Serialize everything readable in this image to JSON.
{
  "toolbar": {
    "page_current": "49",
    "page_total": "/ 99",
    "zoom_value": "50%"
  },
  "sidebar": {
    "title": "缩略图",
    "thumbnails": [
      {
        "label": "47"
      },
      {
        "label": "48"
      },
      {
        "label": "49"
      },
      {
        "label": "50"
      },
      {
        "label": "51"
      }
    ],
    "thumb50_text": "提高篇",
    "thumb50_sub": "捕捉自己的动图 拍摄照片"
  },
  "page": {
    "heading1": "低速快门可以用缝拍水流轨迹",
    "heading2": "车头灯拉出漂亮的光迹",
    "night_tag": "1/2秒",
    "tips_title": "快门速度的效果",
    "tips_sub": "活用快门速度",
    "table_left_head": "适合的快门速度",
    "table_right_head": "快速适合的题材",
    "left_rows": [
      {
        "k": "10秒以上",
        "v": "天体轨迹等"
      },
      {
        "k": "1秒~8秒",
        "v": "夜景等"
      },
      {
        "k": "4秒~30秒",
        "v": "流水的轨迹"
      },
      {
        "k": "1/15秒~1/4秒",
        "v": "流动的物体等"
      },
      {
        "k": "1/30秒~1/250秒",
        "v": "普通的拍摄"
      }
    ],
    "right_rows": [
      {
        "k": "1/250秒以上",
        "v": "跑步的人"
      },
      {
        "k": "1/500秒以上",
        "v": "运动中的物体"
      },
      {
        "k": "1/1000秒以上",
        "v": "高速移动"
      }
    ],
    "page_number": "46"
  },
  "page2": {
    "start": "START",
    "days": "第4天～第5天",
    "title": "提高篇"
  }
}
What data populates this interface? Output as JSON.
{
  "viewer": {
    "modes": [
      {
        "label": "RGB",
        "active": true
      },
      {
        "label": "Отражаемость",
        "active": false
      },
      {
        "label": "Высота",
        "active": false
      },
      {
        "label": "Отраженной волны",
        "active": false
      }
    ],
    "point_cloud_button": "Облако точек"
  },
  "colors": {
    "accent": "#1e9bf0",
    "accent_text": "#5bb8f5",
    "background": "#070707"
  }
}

■ WHAT NEEDS TO BE DONE
Write out the full set of records exactly as given.

■ SOLUTION FOR THIS EXERCISE
Serialize everything readable in this image to JSON.
{
  "toolbar": {
    "page_current": "49",
    "page_total": "/ 99",
    "zoom_value": "50%"
  },
  "sidebar": {
    "title": "缩略图",
    "thumbnails": [
      {
        "label": "47"
      },
      {
        "label": "48"
      },
      {
        "label": "49"
      },
      {
        "label": "50"
      },
      {
        "label": "51"
      }
    ],
    "thumb50_text": "提高篇",
    "thumb50_sub": "捕捉自己的动图 拍摄照片"
  },
  "page": {
    "heading1": "低速快门可以用缝拍水流轨迹",
    "heading2": "车头灯拉出漂亮的光迹",
    "night_tag": "1/2秒",
    "tips_title": "快门速度的效果",
    "tips_sub": "活用快门速度",
    "table_left_head": "适合的快门速度",
    "table_right_head": "快速适合的题材",
    "left_rows": [
      {
        "k": "10秒以上",
        "v": "天体轨迹等"
      },
      {
        "k": "1秒~8秒",
        "v": "夜景等"
      },
      {
        "k": "4秒~30秒",
        "v": "流水的轨迹"
      },
      {
        "k": "1/15秒~1/4秒",
        "v": "流动的物体等"
      },
      {
        "k": "1/30秒~1/250秒",
        "v": "普通的拍摄"
      }
    ],
    "right_rows": [
      {
        "k": "1/250秒以上",
        "v": "跑步的人"
      },
      {
        "k": "1/500秒以上",
        "v": "运动中的物体"
      },
      {
        "k": "1/1000秒以上",
        "v": "高速移动"
      }
    ],
    "page_number": "46"
  },
  "page2": {
    "start": "START",
    "days": "第4天～第5天",
    "title": "提高篇"
  }
}
What data populates this interface? Output as JSON.
{
  "viewer": {
    "modes": [
      {
        "label": "RGB",
        "active": true
      },
      {
        "label": "Отражаемость",
        "active": false
      },
      {
        "label": "Высота",
        "active": false
      },
      {
        "label": "Отраженной волны",
        "active": false
      }
    ],
    "point_cloud_button": "Облако точек"
  },
  "colors": {
    "accent": "#1e9bf0",
    "accent_text": "#5bb8f5",
    "background": "#070707"
  }
}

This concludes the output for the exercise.